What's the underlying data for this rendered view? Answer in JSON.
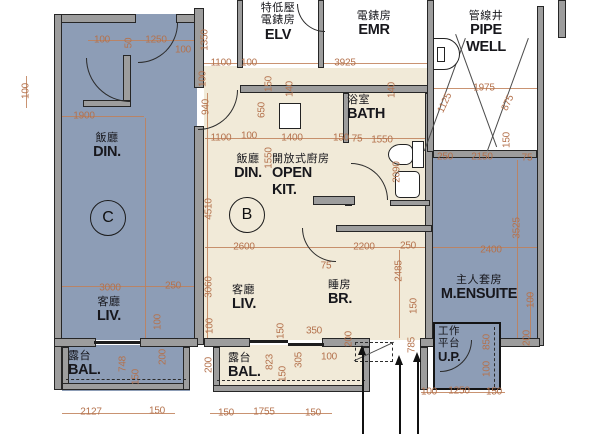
{
  "colors": {
    "unit_blue": "#8d9db6",
    "unit_cream": "#f1ead8",
    "wall_gray": "#9d9d9d",
    "dim": "#b4724d",
    "dim_line": "#c08059"
  },
  "badges": {
    "unit_c": "C",
    "unit_b": "B"
  },
  "rooms": {
    "elv": {
      "zh1": "特低壓",
      "zh2": "電錶房",
      "en": "ELV"
    },
    "emr": {
      "zh": "電錶房",
      "en": "EMR"
    },
    "pipe_well": {
      "zh": "管線井",
      "en1": "PIPE",
      "en2": "WELL"
    },
    "din_c": {
      "zh": "飯廳",
      "en": "DIN."
    },
    "liv_c": {
      "zh": "客廳",
      "en": "LIV."
    },
    "bal_c": {
      "zh": "露台",
      "en": "BAL."
    },
    "din_b": {
      "zh": "飯廳",
      "en": "DIN."
    },
    "open_kit": {
      "zh": "開放式廚房",
      "en1": "OPEN",
      "en2": "KIT."
    },
    "bath": {
      "zh": "浴室",
      "en": "BATH"
    },
    "br": {
      "zh": "睡房",
      "en": "BR."
    },
    "liv_b": {
      "zh": "客廳",
      "en": "LIV."
    },
    "bal_b": {
      "zh": "露台",
      "en": "BAL."
    },
    "m_ensuite": {
      "zh": "主人套房",
      "en": "M.ENSUITE"
    },
    "up": {
      "zh1": "工作",
      "zh2": "平台",
      "en": "U.P."
    }
  },
  "dimensions": [
    {
      "t": "100",
      "x": 102,
      "y": 40
    },
    {
      "t": "50",
      "x": 129,
      "y": 43,
      "r": -90
    },
    {
      "t": "1250",
      "x": 156,
      "y": 40
    },
    {
      "t": "100",
      "x": 183,
      "y": 50
    },
    {
      "t": "100",
      "x": 26,
      "y": 91,
      "r": -90
    },
    {
      "t": "1900",
      "x": 84,
      "y": 116
    },
    {
      "t": "1350",
      "x": 205,
      "y": 40,
      "r": -90
    },
    {
      "t": "1100",
      "x": 221,
      "y": 63
    },
    {
      "t": "100",
      "x": 249,
      "y": 63
    },
    {
      "t": "3925",
      "x": 345,
      "y": 63
    },
    {
      "t": "100",
      "x": 203,
      "y": 79,
      "r": -90
    },
    {
      "t": "940",
      "x": 206,
      "y": 107,
      "r": -90
    },
    {
      "t": "150",
      "x": 269,
      "y": 84,
      "r": -90
    },
    {
      "t": "140",
      "x": 290,
      "y": 89,
      "r": -90
    },
    {
      "t": "650",
      "x": 262,
      "y": 110,
      "r": -90
    },
    {
      "t": "140",
      "x": 392,
      "y": 90,
      "r": -90
    },
    {
      "t": "1975",
      "x": 484,
      "y": 88
    },
    {
      "t": "1125",
      "x": 445,
      "y": 103,
      "r": -65
    },
    {
      "t": "875",
      "x": 508,
      "y": 103,
      "r": -65
    },
    {
      "t": "1100",
      "x": 221,
      "y": 138
    },
    {
      "t": "100",
      "x": 249,
      "y": 136
    },
    {
      "t": "1400",
      "x": 292,
      "y": 138
    },
    {
      "t": "150",
      "x": 341,
      "y": 138
    },
    {
      "t": "75",
      "x": 357,
      "y": 139
    },
    {
      "t": "1550",
      "x": 382,
      "y": 140
    },
    {
      "t": "1550",
      "x": 269,
      "y": 158,
      "r": -90
    },
    {
      "t": "2090",
      "x": 397,
      "y": 172,
      "r": -90
    },
    {
      "t": "150",
      "x": 507,
      "y": 140,
      "r": -90
    },
    {
      "t": "250",
      "x": 445,
      "y": 157
    },
    {
      "t": "2150",
      "x": 482,
      "y": 157
    },
    {
      "t": "75",
      "x": 527,
      "y": 158
    },
    {
      "t": "4510",
      "x": 209,
      "y": 209,
      "r": -90
    },
    {
      "t": "2600",
      "x": 244,
      "y": 247
    },
    {
      "t": "2200",
      "x": 364,
      "y": 247
    },
    {
      "t": "250",
      "x": 408,
      "y": 246
    },
    {
      "t": "2400",
      "x": 491,
      "y": 250
    },
    {
      "t": "3525",
      "x": 517,
      "y": 228,
      "r": -90
    },
    {
      "t": "75",
      "x": 326,
      "y": 266
    },
    {
      "t": "2485",
      "x": 399,
      "y": 271,
      "r": -90
    },
    {
      "t": "3060",
      "x": 209,
      "y": 287,
      "r": -90
    },
    {
      "t": "3000",
      "x": 110,
      "y": 288
    },
    {
      "t": "250",
      "x": 173,
      "y": 286
    },
    {
      "t": "100",
      "x": 158,
      "y": 322,
      "r": -90
    },
    {
      "t": "150",
      "x": 414,
      "y": 306,
      "r": -90
    },
    {
      "t": "100",
      "x": 531,
      "y": 300,
      "r": -90
    },
    {
      "t": "100",
      "x": 210,
      "y": 326,
      "r": -90
    },
    {
      "t": "150",
      "x": 281,
      "y": 331,
      "r": -90
    },
    {
      "t": "350",
      "x": 314,
      "y": 331
    },
    {
      "t": "200",
      "x": 349,
      "y": 339,
      "r": -90
    },
    {
      "t": "785",
      "x": 412,
      "y": 345,
      "r": -90
    },
    {
      "t": "200",
      "x": 163,
      "y": 357,
      "r": -90
    },
    {
      "t": "748",
      "x": 123,
      "y": 364,
      "r": -90
    },
    {
      "t": "150",
      "x": 136,
      "y": 377,
      "r": -90
    },
    {
      "t": "200",
      "x": 209,
      "y": 365,
      "r": -90
    },
    {
      "t": "823",
      "x": 270,
      "y": 362,
      "r": -90
    },
    {
      "t": "305",
      "x": 299,
      "y": 360,
      "r": -90
    },
    {
      "t": "150",
      "x": 283,
      "y": 374,
      "r": -90
    },
    {
      "t": "100",
      "x": 329,
      "y": 357
    },
    {
      "t": "200",
      "x": 527,
      "y": 338,
      "r": -90
    },
    {
      "t": "850",
      "x": 487,
      "y": 342,
      "r": -90
    },
    {
      "t": "100",
      "x": 487,
      "y": 369,
      "r": -90
    },
    {
      "t": "100",
      "x": 429,
      "y": 392
    },
    {
      "t": "1250",
      "x": 459,
      "y": 391
    },
    {
      "t": "150",
      "x": 494,
      "y": 392
    },
    {
      "t": "2127",
      "x": 91,
      "y": 412
    },
    {
      "t": "150",
      "x": 157,
      "y": 411
    },
    {
      "t": "150",
      "x": 226,
      "y": 413
    },
    {
      "t": "1755",
      "x": 264,
      "y": 412
    },
    {
      "t": "150",
      "x": 313,
      "y": 413
    }
  ]
}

REQUIRED TASK - Output the full set of records above without changing a word, and drop the images.

RESPONSE TO THE EXERCISE -
What's the underlying data for this rendered view? Answer in JSON.
{
  "colors": {
    "unit_blue": "#8d9db6",
    "unit_cream": "#f1ead8",
    "wall_gray": "#9d9d9d",
    "dim": "#b4724d",
    "dim_line": "#c08059"
  },
  "badges": {
    "unit_c": "C",
    "unit_b": "B"
  },
  "rooms": {
    "elv": {
      "zh1": "特低壓",
      "zh2": "電錶房",
      "en": "ELV"
    },
    "emr": {
      "zh": "電錶房",
      "en": "EMR"
    },
    "pipe_well": {
      "zh": "管線井",
      "en1": "PIPE",
      "en2": "WELL"
    },
    "din_c": {
      "zh": "飯廳",
      "en": "DIN."
    },
    "liv_c": {
      "zh": "客廳",
      "en": "LIV."
    },
    "bal_c": {
      "zh": "露台",
      "en": "BAL."
    },
    "din_b": {
      "zh": "飯廳",
      "en": "DIN."
    },
    "open_kit": {
      "zh": "開放式廚房",
      "en1": "OPEN",
      "en2": "KIT."
    },
    "bath": {
      "zh": "浴室",
      "en": "BATH"
    },
    "br": {
      "zh": "睡房",
      "en": "BR."
    },
    "liv_b": {
      "zh": "客廳",
      "en": "LIV."
    },
    "bal_b": {
      "zh": "露台",
      "en": "BAL."
    },
    "m_ensuite": {
      "zh": "主人套房",
      "en": "M.ENSUITE"
    },
    "up": {
      "zh1": "工作",
      "zh2": "平台",
      "en": "U.P."
    }
  },
  "dimensions": [
    {
      "t": "100",
      "x": 102,
      "y": 40
    },
    {
      "t": "50",
      "x": 129,
      "y": 43,
      "r": -90
    },
    {
      "t": "1250",
      "x": 156,
      "y": 40
    },
    {
      "t": "100",
      "x": 183,
      "y": 50
    },
    {
      "t": "100",
      "x": 26,
      "y": 91,
      "r": -90
    },
    {
      "t": "1900",
      "x": 84,
      "y": 116
    },
    {
      "t": "1350",
      "x": 205,
      "y": 40,
      "r": -90
    },
    {
      "t": "1100",
      "x": 221,
      "y": 63
    },
    {
      "t": "100",
      "x": 249,
      "y": 63
    },
    {
      "t": "3925",
      "x": 345,
      "y": 63
    },
    {
      "t": "100",
      "x": 203,
      "y": 79,
      "r": -90
    },
    {
      "t": "940",
      "x": 206,
      "y": 107,
      "r": -90
    },
    {
      "t": "150",
      "x": 269,
      "y": 84,
      "r": -90
    },
    {
      "t": "140",
      "x": 290,
      "y": 89,
      "r": -90
    },
    {
      "t": "650",
      "x": 262,
      "y": 110,
      "r": -90
    },
    {
      "t": "140",
      "x": 392,
      "y": 90,
      "r": -90
    },
    {
      "t": "1975",
      "x": 484,
      "y": 88
    },
    {
      "t": "1125",
      "x": 445,
      "y": 103,
      "r": -65
    },
    {
      "t": "875",
      "x": 508,
      "y": 103,
      "r": -65
    },
    {
      "t": "1100",
      "x": 221,
      "y": 138
    },
    {
      "t": "100",
      "x": 249,
      "y": 136
    },
    {
      "t": "1400",
      "x": 292,
      "y": 138
    },
    {
      "t": "150",
      "x": 341,
      "y": 138
    },
    {
      "t": "75",
      "x": 357,
      "y": 139
    },
    {
      "t": "1550",
      "x": 382,
      "y": 140
    },
    {
      "t": "1550",
      "x": 269,
      "y": 158,
      "r": -90
    },
    {
      "t": "2090",
      "x": 397,
      "y": 172,
      "r": -90
    },
    {
      "t": "150",
      "x": 507,
      "y": 140,
      "r": -90
    },
    {
      "t": "250",
      "x": 445,
      "y": 157
    },
    {
      "t": "2150",
      "x": 482,
      "y": 157
    },
    {
      "t": "75",
      "x": 527,
      "y": 158
    },
    {
      "t": "4510",
      "x": 209,
      "y": 209,
      "r": -90
    },
    {
      "t": "2600",
      "x": 244,
      "y": 247
    },
    {
      "t": "2200",
      "x": 364,
      "y": 247
    },
    {
      "t": "250",
      "x": 408,
      "y": 246
    },
    {
      "t": "2400",
      "x": 491,
      "y": 250
    },
    {
      "t": "3525",
      "x": 517,
      "y": 228,
      "r": -90
    },
    {
      "t": "75",
      "x": 326,
      "y": 266
    },
    {
      "t": "2485",
      "x": 399,
      "y": 271,
      "r": -90
    },
    {
      "t": "3060",
      "x": 209,
      "y": 287,
      "r": -90
    },
    {
      "t": "3000",
      "x": 110,
      "y": 288
    },
    {
      "t": "250",
      "x": 173,
      "y": 286
    },
    {
      "t": "100",
      "x": 158,
      "y": 322,
      "r": -90
    },
    {
      "t": "150",
      "x": 414,
      "y": 306,
      "r": -90
    },
    {
      "t": "100",
      "x": 531,
      "y": 300,
      "r": -90
    },
    {
      "t": "100",
      "x": 210,
      "y": 326,
      "r": -90
    },
    {
      "t": "150",
      "x": 281,
      "y": 331,
      "r": -90
    },
    {
      "t": "350",
      "x": 314,
      "y": 331
    },
    {
      "t": "200",
      "x": 349,
      "y": 339,
      "r": -90
    },
    {
      "t": "785",
      "x": 412,
      "y": 345,
      "r": -90
    },
    {
      "t": "200",
      "x": 163,
      "y": 357,
      "r": -90
    },
    {
      "t": "748",
      "x": 123,
      "y": 364,
      "r": -90
    },
    {
      "t": "150",
      "x": 136,
      "y": 377,
      "r": -90
    },
    {
      "t": "200",
      "x": 209,
      "y": 365,
      "r": -90
    },
    {
      "t": "823",
      "x": 270,
      "y": 362,
      "r": -90
    },
    {
      "t": "305",
      "x": 299,
      "y": 360,
      "r": -90
    },
    {
      "t": "150",
      "x": 283,
      "y": 374,
      "r": -90
    },
    {
      "t": "100",
      "x": 329,
      "y": 357
    },
    {
      "t": "200",
      "x": 527,
      "y": 338,
      "r": -90
    },
    {
      "t": "850",
      "x": 487,
      "y": 342,
      "r": -90
    },
    {
      "t": "100",
      "x": 487,
      "y": 369,
      "r": -90
    },
    {
      "t": "100",
      "x": 429,
      "y": 392
    },
    {
      "t": "1250",
      "x": 459,
      "y": 391
    },
    {
      "t": "150",
      "x": 494,
      "y": 392
    },
    {
      "t": "2127",
      "x": 91,
      "y": 412
    },
    {
      "t": "150",
      "x": 157,
      "y": 411
    },
    {
      "t": "150",
      "x": 226,
      "y": 413
    },
    {
      "t": "1755",
      "x": 264,
      "y": 412
    },
    {
      "t": "150",
      "x": 313,
      "y": 413
    }
  ]
}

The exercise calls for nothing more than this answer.